▶ [Request]: Nothing in the records may be left out or altered; reproduce them all exactly.

(Dataset rows about figures)
|---|
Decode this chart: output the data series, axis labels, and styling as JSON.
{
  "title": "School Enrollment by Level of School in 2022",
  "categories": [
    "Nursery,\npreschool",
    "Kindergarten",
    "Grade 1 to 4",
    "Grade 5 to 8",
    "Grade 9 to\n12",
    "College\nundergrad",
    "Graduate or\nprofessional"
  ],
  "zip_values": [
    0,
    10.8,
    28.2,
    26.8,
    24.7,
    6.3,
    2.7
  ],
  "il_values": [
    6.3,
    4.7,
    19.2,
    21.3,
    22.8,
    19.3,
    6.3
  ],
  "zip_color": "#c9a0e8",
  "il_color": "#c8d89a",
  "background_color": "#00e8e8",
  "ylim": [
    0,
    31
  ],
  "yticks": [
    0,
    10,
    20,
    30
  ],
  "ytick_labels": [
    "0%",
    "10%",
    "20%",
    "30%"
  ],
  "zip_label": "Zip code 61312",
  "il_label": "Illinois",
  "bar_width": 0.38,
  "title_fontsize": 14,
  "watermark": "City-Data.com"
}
|---|
▶ [Final result]:
Decode this chart: output the data series, axis labels, and styling as JSON.
{
  "title": "School Enrollment by Level of School in 2022",
  "categories": [
    "Nursery,\npreschool",
    "Kindergarten",
    "Grade 1 to 4",
    "Grade 5 to 8",
    "Grade 9 to\n12",
    "College\nundergrad",
    "Graduate or\nprofessional"
  ],
  "zip_values": [
    0,
    10.8,
    28.2,
    26.8,
    24.7,
    6.3,
    2.7
  ],
  "il_values": [
    6.3,
    4.7,
    19.2,
    21.3,
    22.8,
    19.3,
    6.3
  ],
  "zip_color": "#c9a0e8",
  "il_color": "#c8d89a",
  "background_color": "#00e8e8",
  "ylim": [
    0,
    31
  ],
  "yticks": [
    0,
    10,
    20,
    30
  ],
  "ytick_labels": [
    "0%",
    "10%",
    "20%",
    "30%"
  ],
  "zip_label": "Zip code 61312",
  "il_label": "Illinois",
  "bar_width": 0.38,
  "title_fontsize": 14,
  "watermark": "City-Data.com"
}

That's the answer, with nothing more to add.